**Stored data**
▶
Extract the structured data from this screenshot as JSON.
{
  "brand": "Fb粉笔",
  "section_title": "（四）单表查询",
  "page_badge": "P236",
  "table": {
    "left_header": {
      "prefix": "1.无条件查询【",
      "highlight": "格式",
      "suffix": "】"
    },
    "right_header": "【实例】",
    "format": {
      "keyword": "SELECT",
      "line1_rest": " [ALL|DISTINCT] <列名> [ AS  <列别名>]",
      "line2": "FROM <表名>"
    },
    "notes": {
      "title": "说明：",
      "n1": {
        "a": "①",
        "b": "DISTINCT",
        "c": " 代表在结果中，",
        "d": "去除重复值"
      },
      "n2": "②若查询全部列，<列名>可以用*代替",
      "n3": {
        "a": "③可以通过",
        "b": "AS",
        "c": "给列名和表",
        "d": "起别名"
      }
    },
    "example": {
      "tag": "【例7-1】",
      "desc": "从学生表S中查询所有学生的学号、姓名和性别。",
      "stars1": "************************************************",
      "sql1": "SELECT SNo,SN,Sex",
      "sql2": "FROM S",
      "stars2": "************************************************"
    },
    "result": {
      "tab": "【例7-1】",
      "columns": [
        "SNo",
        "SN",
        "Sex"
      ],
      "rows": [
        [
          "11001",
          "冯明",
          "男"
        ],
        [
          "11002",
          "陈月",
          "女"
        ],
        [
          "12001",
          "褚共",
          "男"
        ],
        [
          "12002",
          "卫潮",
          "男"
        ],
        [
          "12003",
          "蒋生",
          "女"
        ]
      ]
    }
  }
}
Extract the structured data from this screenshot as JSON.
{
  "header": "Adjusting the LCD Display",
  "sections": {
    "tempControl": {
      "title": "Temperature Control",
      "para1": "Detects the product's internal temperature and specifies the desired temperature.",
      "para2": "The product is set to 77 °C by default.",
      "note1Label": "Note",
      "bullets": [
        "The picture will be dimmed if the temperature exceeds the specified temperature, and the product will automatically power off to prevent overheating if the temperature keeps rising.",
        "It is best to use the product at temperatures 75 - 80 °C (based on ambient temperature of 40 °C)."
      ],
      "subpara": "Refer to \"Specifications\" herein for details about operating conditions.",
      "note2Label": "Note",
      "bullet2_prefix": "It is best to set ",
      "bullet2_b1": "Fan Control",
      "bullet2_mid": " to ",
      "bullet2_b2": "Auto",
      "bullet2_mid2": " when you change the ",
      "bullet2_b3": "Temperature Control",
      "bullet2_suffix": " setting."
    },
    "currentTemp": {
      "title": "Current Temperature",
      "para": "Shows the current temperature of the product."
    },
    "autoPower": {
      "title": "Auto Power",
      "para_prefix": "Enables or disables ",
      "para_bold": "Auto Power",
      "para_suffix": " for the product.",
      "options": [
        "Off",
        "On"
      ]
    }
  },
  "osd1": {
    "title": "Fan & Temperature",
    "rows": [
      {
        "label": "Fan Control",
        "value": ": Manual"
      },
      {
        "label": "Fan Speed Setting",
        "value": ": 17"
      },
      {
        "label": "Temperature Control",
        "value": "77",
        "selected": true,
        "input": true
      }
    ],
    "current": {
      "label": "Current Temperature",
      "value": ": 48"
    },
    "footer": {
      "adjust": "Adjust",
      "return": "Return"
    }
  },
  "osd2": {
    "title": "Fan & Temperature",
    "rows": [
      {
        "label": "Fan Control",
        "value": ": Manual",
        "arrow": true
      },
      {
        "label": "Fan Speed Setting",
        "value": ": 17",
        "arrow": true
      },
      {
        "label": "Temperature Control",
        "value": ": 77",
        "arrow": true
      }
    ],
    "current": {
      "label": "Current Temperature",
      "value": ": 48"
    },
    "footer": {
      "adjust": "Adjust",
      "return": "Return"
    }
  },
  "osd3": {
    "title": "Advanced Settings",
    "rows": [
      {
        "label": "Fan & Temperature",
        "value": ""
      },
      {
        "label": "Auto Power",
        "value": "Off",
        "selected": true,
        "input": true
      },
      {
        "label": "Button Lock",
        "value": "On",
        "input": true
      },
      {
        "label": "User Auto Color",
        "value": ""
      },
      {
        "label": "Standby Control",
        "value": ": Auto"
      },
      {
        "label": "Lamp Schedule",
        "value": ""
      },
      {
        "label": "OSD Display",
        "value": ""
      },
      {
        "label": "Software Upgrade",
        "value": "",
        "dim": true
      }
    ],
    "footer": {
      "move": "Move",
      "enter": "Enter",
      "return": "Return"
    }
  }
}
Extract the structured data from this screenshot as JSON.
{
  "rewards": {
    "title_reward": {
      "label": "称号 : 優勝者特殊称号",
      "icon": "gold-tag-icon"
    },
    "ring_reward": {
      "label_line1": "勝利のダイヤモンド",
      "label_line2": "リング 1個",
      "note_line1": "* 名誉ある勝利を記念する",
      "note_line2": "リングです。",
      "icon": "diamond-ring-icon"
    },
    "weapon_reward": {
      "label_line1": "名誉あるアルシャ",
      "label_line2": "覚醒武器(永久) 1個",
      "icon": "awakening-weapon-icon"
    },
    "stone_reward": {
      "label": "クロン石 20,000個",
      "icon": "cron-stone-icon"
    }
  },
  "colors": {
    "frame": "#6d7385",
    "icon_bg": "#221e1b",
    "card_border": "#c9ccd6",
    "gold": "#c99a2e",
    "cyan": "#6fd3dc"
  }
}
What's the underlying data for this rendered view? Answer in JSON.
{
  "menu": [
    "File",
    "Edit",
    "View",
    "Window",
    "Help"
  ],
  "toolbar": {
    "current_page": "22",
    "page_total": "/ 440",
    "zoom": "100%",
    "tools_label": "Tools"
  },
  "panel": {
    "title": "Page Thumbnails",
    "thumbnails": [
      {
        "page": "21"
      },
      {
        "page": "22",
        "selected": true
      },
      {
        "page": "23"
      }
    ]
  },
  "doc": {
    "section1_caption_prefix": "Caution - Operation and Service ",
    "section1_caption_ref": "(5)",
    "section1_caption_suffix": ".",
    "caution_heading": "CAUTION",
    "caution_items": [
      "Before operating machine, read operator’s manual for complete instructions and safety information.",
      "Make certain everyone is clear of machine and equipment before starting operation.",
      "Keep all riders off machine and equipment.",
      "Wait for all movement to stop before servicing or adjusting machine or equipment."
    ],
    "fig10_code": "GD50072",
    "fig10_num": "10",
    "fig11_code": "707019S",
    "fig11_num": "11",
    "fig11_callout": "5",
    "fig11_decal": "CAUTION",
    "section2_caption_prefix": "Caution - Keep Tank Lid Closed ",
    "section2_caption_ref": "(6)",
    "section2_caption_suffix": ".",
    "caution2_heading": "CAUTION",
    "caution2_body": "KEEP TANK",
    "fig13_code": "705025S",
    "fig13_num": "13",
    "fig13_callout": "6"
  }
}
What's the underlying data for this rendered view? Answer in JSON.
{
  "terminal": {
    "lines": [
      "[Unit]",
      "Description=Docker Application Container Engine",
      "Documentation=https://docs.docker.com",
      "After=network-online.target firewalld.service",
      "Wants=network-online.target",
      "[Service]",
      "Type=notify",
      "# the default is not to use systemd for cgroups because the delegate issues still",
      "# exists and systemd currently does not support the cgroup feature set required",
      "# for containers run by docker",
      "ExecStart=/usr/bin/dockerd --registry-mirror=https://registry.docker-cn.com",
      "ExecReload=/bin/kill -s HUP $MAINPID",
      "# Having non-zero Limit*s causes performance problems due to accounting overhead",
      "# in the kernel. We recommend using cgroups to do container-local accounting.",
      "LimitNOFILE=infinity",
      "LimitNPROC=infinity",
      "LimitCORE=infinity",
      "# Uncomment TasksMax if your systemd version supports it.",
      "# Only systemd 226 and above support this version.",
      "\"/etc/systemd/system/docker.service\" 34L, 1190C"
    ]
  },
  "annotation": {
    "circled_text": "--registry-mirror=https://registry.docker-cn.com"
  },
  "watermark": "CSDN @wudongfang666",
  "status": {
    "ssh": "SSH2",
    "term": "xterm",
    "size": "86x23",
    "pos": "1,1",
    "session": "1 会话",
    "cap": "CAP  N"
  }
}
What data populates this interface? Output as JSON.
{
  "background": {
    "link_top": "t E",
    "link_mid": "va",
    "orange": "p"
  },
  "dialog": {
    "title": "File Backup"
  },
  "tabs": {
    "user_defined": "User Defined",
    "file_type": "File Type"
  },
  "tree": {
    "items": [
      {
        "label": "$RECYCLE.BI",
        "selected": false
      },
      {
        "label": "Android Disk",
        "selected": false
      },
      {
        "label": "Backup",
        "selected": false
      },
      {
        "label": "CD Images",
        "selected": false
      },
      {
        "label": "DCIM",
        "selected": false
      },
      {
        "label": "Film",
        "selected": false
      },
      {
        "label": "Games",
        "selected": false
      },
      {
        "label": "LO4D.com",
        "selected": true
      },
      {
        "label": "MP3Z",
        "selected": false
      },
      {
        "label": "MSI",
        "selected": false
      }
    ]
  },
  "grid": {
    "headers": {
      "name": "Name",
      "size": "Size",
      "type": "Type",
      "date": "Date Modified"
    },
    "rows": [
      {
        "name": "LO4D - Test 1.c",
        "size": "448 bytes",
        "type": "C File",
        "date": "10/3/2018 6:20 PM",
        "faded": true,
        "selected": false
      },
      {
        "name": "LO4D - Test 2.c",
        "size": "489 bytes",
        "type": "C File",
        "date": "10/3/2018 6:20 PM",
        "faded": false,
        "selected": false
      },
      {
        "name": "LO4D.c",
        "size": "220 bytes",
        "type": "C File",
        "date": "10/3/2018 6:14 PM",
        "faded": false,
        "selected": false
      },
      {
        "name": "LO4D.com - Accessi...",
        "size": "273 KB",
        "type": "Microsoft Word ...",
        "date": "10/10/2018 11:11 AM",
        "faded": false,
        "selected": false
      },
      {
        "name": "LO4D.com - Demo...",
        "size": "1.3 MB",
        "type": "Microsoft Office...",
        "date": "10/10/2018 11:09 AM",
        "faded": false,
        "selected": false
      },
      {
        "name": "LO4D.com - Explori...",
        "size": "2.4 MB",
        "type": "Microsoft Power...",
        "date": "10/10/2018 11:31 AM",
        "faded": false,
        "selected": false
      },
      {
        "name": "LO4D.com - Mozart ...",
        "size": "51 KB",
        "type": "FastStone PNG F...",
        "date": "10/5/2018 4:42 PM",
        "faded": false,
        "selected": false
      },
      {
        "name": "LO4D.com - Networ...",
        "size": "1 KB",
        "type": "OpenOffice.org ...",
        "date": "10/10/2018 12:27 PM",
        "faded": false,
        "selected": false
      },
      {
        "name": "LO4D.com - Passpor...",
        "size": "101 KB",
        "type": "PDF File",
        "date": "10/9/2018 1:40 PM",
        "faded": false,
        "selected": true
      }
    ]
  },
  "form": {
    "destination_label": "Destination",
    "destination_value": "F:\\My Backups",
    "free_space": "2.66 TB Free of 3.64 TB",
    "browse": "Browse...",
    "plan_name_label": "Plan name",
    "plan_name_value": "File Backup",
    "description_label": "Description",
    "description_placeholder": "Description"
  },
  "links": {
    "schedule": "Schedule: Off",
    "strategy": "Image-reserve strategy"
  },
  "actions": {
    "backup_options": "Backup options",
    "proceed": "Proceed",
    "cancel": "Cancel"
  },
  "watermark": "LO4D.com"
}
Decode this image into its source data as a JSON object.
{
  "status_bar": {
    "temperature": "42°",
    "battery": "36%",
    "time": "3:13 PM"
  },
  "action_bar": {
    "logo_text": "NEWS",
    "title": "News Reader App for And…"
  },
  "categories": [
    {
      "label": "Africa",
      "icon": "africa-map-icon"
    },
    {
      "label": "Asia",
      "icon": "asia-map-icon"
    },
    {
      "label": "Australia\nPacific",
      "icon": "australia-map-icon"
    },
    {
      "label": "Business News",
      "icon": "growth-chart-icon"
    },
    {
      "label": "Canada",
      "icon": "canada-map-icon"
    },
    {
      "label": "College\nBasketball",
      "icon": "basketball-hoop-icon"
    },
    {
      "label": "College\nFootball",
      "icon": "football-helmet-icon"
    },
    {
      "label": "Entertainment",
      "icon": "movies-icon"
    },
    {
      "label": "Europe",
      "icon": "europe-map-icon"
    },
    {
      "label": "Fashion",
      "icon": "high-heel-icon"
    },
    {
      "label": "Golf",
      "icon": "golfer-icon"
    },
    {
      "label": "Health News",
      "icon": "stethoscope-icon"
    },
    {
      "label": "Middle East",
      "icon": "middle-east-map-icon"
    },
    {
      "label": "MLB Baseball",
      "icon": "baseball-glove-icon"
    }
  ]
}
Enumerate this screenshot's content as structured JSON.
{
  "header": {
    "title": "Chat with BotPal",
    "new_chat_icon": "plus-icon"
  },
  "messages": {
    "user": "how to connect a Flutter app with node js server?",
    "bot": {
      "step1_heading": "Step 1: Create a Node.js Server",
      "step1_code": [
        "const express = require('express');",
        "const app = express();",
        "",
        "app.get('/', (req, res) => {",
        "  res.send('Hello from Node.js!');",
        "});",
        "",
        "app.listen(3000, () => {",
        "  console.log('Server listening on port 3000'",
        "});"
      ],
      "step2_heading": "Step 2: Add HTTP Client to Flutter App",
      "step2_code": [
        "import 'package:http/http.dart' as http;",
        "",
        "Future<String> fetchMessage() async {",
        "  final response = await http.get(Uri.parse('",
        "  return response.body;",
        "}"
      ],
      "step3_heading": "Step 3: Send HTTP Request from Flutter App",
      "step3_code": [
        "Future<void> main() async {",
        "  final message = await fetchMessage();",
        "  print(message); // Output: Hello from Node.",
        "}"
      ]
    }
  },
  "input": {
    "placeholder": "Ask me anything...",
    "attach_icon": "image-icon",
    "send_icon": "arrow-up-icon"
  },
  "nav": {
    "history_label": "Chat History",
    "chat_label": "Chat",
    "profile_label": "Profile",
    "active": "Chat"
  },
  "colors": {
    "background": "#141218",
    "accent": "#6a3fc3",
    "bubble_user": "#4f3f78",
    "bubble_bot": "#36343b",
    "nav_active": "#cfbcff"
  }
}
◀
**Work to be completed**
Track down every line holding the string "target" and copy it.

**Correct response**
      "After=network-online.target firewalld.service",
      "Wants=network-online.target",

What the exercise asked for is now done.